===== Available data
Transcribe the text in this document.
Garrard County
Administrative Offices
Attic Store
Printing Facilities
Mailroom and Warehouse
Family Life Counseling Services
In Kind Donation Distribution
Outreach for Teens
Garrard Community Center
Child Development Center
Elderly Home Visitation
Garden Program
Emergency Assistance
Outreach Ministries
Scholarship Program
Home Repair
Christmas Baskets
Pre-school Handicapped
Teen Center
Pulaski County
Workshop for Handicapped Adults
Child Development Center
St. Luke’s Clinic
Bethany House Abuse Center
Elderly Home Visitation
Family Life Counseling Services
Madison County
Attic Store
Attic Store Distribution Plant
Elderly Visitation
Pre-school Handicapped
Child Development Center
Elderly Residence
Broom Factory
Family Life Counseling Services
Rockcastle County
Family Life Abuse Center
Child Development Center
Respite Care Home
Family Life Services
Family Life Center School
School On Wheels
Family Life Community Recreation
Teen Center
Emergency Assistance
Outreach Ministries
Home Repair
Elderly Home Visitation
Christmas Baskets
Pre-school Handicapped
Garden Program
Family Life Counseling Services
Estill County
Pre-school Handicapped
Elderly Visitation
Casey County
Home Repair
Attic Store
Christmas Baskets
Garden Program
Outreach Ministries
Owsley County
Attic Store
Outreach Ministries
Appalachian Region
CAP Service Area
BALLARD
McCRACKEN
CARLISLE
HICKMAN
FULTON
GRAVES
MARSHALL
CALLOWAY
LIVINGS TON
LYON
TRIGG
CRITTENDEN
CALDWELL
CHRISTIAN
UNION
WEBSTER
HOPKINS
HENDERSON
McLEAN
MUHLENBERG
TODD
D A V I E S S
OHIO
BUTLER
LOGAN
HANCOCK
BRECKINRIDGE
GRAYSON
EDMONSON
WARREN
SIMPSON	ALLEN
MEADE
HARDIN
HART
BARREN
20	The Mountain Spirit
==========
▶ **Task to carry out**
From the first line to the last, retype the data exactly.

▶ **Response**
Transcribe the text in this document.
Garrard County
Administrative Offices
Attic Store
Printing Facilities
Mailroom and Warehouse
Family Life Counseling Services
In Kind Donation Distribution
Outreach for Teens
Garrard Community Center
Child Development Center
Elderly Home Visitation
Garden Program
Emergency Assistance
Outreach Ministries
Scholarship Program
Home Repair
Christmas Baskets
Pre-school Handicapped
Teen Center
Pulaski County
Workshop for Handicapped Adults
Child Development Center
St. Luke’s Clinic
Bethany House Abuse Center
Elderly Home Visitation
Family Life Counseling Services
Madison County
Attic Store
Attic Store Distribution Plant
Elderly Visitation
Pre-school Handicapped
Child Development Center
Elderly Residence
Broom Factory
Family Life Counseling Services
Rockcastle County
Family Life Abuse Center
Child Development Center
Respite Care Home
Family Life Services
Family Life Center School
School On Wheels
Family Life Community Recreation
Teen Center
Emergency Assistance
Outreach Ministries
Home Repair
Elderly Home Visitation
Christmas Baskets
Pre-school Handicapped
Garden Program
Family Life Counseling Services
Estill County
Pre-school Handicapped
Elderly Visitation
Casey County
Home Repair
Attic Store
Christmas Baskets
Garden Program
Outreach Ministries
Owsley County
Attic Store
Outreach Ministries
Appalachian Region
CAP Service Area
BALLARD
McCRACKEN
CARLISLE
HICKMAN
FULTON
GRAVES
MARSHALL
CALLOWAY
LIVINGS TON
LYON
TRIGG
CRITTENDEN
CALDWELL
CHRISTIAN
UNION
WEBSTER
HOPKINS
HENDERSON
McLEAN
MUHLENBERG
TODD
D A V I E S S
OHIO
BUTLER
LOGAN
HANCOCK
BRECKINRIDGE
GRAYSON
EDMONSON
WARREN
SIMPSON	ALLEN
MEADE
HARDIN
HART
BARREN
20	The Mountain Spirit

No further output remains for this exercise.